Records for processing »
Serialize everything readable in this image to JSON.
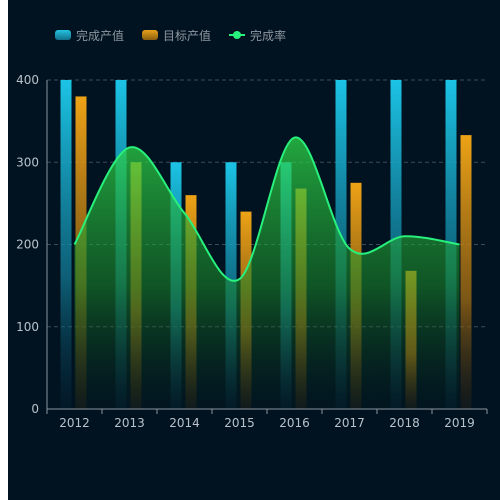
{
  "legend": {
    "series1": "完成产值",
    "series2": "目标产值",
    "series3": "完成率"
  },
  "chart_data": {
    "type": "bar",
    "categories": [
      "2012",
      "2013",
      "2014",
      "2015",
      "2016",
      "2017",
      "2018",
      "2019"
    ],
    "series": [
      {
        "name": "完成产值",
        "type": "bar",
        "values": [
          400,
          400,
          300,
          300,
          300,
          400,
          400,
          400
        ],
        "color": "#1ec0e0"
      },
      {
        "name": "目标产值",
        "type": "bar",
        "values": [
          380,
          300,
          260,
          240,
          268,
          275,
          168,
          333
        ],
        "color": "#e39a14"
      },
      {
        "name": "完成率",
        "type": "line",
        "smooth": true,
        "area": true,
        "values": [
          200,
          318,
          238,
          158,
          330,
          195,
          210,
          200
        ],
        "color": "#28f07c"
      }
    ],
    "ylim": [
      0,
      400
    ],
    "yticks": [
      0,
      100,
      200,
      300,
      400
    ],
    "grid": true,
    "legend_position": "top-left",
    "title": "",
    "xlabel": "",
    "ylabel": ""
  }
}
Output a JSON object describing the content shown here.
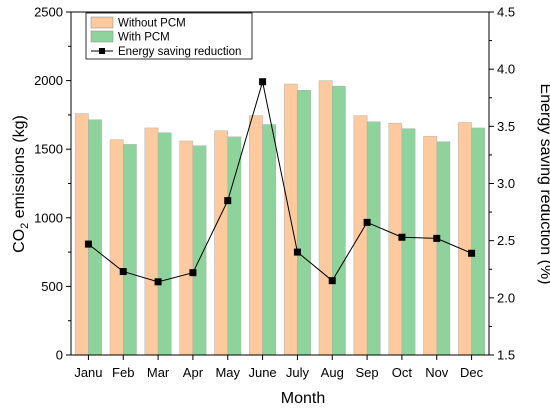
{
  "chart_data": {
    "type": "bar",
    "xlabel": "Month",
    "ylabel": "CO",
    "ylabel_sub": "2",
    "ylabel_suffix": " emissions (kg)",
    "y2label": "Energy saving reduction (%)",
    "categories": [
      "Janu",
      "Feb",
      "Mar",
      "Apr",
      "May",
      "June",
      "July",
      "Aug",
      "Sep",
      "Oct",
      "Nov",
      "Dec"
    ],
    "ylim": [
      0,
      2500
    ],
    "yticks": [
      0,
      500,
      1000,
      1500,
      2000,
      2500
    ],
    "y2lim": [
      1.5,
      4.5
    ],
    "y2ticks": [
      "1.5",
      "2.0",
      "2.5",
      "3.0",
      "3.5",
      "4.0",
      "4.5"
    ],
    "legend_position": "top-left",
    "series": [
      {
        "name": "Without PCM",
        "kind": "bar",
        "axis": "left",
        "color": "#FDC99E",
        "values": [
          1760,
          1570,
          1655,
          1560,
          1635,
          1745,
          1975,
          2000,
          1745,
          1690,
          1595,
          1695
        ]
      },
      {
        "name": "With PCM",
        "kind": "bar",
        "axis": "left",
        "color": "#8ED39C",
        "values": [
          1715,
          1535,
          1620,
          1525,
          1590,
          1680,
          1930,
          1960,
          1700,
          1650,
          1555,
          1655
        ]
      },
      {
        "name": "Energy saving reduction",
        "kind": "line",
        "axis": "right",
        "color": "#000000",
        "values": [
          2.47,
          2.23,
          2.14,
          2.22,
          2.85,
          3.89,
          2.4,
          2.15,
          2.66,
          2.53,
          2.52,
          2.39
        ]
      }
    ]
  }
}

Exercise instructions » Pick each line holding the word "saving" out of the listing.

Task response »
    "y2label": "Energy saving reduction (%)",
        "name": "Energy saving reduction",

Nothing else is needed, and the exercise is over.